## REQUIREMENTS:
Find the lines that contain the word "delle" and copy each one.
-- -- --
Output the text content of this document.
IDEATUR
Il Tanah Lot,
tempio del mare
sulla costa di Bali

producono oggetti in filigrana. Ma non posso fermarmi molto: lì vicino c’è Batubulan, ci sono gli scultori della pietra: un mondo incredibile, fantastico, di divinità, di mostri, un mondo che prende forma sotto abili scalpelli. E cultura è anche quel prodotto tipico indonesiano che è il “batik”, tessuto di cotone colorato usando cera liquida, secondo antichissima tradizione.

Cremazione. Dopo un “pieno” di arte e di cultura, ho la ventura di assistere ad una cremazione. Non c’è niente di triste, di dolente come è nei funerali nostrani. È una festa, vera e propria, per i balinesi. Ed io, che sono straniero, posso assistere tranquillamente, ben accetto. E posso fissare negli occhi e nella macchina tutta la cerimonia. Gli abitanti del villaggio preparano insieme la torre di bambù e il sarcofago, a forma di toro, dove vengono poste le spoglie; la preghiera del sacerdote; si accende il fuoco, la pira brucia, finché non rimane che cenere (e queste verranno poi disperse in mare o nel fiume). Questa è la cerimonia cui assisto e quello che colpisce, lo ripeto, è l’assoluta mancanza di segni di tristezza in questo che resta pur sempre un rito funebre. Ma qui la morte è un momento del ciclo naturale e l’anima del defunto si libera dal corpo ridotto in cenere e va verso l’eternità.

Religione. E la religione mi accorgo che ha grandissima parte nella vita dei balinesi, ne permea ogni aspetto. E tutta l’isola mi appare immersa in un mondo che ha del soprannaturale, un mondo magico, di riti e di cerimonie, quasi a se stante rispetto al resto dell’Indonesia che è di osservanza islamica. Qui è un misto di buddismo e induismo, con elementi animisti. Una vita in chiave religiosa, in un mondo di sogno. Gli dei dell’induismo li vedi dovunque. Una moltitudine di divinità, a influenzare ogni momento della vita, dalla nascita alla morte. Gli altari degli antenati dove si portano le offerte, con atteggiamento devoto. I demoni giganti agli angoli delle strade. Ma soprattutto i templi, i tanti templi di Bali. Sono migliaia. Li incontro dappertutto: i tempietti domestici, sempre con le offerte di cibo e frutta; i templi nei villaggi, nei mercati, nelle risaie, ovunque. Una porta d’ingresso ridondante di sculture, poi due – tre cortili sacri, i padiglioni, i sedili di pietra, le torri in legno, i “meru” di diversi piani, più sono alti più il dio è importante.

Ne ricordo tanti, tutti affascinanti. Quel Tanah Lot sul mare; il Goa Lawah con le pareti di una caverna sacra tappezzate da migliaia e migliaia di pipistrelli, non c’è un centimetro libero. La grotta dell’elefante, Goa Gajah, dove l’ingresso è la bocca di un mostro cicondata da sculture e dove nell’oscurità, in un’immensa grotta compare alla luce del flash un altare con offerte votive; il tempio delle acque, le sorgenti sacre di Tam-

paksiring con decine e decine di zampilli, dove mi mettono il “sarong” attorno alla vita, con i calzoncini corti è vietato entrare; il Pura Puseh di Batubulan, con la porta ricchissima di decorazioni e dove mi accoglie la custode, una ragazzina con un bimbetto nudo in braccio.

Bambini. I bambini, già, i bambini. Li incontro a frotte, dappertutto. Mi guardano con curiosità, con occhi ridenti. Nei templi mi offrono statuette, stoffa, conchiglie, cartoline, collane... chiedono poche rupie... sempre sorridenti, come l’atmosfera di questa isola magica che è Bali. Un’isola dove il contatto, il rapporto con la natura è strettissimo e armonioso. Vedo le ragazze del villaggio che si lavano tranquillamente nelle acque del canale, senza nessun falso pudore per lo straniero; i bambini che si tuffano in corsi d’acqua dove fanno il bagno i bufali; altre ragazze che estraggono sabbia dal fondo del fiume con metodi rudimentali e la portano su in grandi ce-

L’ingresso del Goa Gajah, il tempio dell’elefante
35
-- -- --
## ANSWER BELOW:
Religione. E la religione mi accorgo che ha grandissima parte nella vita dei balinesi, ne permea ogni aspetto. E tutta l’isola mi appare immersa in un mondo che ha del soprannaturale, un mondo magico, di riti e di cerimonie, quasi a se stante rispetto al resto dell’Indonesia che è di osservanza islamica. Qui è un misto di buddismo e induismo, con elementi animisti. Una vita in chiave religiosa, in un mondo di sogno. Gli dei dell’induismo li vedi dovunque. Una moltitudine di divinità, a influenzare ogni momento della vita, dalla nascita alla morte. Gli altari degli antenati dove si portano le offerte, con atteggiamento devoto. I demoni giganti agli angoli delle strade. Ma soprattutto i templi, i tanti templi di Bali. Sono migliaia. Li incontro dappertutto: i tempietti domestici, sempre con le offerte di cibo e frutta; i templi nei villaggi, nei mercati, nelle risaie, ovunque. Una porta d’ingresso ridondante di sculture, poi due – tre cortili sacri, i padiglioni, i sedili di pietra, le torri in legno, i “meru” di diversi piani, più sono alti più il dio è importante.
Ne ricordo tanti, tutti affascinanti. Quel Tanah Lot sul mare; il Goa Lawah con le pareti di una caverna sacra tappezzate da migliaia e migliaia di pipistrelli, non c’è un centimetro libero. La grotta dell’elefante, Goa Gajah, dove l’ingresso è la bocca di un mostro cicondata da sculture e dove nell’oscurità, in un’immensa grotta compare alla luce del flash un altare con offerte votive; il tempio delle acque, le sorgenti sacre di Tam-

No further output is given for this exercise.